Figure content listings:
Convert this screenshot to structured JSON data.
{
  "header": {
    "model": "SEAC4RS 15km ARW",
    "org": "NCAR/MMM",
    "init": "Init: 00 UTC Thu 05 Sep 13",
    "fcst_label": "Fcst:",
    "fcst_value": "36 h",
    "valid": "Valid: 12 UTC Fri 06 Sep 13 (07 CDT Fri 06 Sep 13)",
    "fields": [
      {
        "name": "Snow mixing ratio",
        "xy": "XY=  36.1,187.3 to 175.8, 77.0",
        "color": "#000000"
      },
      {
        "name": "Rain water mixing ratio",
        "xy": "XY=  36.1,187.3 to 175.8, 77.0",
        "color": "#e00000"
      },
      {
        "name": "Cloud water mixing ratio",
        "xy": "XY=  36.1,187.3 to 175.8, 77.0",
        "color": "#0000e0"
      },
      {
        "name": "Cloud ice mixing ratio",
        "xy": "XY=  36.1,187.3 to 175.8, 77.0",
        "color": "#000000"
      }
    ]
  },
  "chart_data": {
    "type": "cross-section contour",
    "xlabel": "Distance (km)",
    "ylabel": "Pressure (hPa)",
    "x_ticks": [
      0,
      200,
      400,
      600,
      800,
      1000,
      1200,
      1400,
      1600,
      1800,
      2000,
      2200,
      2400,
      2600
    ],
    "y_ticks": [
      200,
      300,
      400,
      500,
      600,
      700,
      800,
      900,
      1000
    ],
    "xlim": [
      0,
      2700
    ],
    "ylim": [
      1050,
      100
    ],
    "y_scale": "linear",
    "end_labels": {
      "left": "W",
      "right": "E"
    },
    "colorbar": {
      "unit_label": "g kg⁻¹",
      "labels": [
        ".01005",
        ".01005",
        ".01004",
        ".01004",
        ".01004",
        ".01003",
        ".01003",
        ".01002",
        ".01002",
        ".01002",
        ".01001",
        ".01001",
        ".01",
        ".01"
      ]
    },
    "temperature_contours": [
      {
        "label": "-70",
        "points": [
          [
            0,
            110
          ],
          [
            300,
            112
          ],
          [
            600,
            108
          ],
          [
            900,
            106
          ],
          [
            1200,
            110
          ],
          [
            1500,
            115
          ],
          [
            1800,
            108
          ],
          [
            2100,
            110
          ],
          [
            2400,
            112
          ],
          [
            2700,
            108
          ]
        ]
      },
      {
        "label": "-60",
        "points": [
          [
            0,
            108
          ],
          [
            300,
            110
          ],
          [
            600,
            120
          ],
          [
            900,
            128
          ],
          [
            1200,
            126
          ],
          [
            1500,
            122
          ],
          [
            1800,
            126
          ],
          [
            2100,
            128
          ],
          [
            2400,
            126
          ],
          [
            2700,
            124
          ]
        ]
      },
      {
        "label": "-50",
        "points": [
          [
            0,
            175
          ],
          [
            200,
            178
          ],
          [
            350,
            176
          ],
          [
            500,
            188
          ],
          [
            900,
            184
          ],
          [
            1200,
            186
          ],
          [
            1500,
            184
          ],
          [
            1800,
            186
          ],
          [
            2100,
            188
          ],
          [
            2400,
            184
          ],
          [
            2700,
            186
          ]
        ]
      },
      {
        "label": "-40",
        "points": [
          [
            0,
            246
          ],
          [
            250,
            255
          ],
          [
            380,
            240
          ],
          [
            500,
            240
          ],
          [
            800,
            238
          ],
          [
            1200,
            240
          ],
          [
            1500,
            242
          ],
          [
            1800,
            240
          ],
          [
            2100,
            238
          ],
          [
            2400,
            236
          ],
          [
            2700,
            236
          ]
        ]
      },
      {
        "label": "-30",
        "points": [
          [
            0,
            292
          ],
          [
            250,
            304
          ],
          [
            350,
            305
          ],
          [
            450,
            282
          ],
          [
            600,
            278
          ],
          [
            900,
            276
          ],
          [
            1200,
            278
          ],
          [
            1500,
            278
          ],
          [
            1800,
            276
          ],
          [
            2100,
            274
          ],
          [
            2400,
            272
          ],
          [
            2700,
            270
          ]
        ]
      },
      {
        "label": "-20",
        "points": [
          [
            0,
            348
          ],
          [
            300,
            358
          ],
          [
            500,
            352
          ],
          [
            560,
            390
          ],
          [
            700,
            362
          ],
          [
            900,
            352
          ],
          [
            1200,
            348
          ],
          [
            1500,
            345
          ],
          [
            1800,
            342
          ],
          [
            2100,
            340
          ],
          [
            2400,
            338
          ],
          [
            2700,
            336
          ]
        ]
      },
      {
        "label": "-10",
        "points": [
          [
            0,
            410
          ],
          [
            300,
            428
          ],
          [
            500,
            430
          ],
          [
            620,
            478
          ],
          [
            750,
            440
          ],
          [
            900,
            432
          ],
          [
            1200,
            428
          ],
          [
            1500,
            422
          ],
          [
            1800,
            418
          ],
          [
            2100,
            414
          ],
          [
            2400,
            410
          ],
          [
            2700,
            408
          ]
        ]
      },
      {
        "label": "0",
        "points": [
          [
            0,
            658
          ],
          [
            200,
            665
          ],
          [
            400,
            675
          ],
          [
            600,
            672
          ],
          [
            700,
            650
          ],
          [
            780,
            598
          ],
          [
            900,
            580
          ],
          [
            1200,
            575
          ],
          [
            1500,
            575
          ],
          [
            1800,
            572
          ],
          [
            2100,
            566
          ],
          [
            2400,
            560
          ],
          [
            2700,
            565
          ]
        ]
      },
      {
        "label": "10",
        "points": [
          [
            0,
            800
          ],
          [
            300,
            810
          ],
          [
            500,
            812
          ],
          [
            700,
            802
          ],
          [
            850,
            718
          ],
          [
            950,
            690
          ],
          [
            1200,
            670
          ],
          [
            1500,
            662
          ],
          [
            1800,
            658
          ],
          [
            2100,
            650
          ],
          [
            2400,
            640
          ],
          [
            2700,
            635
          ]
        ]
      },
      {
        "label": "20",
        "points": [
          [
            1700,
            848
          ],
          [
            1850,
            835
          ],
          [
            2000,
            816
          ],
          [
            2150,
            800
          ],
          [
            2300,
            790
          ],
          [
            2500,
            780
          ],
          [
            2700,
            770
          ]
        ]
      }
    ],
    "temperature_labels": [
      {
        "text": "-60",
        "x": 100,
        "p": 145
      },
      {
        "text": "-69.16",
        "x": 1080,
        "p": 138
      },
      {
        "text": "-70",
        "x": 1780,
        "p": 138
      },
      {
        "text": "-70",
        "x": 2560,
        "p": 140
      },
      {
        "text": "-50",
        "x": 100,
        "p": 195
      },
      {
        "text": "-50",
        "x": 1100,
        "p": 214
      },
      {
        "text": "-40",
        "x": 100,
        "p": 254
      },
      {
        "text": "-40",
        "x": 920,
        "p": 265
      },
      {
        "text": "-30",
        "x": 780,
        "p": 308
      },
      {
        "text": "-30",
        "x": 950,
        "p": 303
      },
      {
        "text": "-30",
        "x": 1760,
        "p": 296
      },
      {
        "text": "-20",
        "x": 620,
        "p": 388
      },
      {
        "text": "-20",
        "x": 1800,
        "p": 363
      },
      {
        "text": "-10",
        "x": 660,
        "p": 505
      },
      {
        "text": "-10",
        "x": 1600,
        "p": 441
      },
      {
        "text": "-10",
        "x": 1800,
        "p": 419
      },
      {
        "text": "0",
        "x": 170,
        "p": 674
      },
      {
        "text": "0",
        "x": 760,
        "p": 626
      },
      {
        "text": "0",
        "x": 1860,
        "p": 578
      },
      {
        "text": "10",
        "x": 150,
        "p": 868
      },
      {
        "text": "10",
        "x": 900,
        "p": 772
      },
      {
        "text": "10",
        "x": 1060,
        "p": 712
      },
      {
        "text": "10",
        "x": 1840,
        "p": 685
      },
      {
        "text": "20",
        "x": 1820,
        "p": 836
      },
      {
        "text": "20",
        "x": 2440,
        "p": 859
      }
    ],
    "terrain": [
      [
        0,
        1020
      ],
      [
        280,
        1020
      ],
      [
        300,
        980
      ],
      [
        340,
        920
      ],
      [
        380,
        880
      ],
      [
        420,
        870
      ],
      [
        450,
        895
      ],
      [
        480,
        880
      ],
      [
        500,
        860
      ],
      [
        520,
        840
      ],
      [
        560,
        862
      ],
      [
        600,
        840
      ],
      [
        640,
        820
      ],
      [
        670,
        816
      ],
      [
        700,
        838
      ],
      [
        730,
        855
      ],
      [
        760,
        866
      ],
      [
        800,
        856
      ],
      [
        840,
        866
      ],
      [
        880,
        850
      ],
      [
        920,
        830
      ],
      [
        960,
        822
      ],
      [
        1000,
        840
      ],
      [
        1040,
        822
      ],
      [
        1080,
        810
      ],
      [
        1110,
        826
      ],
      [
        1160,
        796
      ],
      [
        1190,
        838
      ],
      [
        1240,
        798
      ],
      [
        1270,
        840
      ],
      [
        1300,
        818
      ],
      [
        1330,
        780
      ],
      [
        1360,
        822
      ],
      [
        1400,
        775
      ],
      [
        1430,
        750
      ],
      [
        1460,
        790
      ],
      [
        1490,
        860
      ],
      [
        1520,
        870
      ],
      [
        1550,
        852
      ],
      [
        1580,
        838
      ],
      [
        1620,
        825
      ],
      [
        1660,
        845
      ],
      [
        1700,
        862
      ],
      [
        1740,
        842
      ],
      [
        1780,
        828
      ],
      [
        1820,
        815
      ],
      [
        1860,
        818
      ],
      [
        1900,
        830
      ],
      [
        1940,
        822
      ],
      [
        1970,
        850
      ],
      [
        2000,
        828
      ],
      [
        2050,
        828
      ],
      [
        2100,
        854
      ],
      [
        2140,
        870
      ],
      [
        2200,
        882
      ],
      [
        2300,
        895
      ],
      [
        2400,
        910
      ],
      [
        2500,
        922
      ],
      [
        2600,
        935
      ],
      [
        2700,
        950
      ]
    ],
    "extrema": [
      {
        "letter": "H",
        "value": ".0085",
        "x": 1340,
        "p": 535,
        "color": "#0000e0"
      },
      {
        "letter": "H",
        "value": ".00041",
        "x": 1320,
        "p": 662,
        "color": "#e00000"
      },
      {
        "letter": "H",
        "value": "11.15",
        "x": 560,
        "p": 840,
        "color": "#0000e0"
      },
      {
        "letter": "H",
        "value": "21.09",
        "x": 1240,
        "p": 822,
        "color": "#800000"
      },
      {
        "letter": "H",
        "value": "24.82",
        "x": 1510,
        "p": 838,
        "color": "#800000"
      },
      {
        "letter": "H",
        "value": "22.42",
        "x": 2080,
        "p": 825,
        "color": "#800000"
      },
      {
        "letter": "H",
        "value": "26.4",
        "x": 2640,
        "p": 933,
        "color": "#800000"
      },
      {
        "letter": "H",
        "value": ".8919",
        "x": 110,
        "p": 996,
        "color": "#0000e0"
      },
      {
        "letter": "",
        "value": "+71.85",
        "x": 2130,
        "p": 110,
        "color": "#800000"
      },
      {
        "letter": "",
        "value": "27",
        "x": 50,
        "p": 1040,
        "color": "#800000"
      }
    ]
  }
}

■ WORK INSTRUCTIONS:
Above are the records. Identify each line that contains the word "name".

■ THE RESULT:
        "name": "Snow mixing ratio",
        "name": "Rain water mixing ratio",
        "name": "Cloud water mixing ratio",
        "name": "Cloud ice mixing ratio",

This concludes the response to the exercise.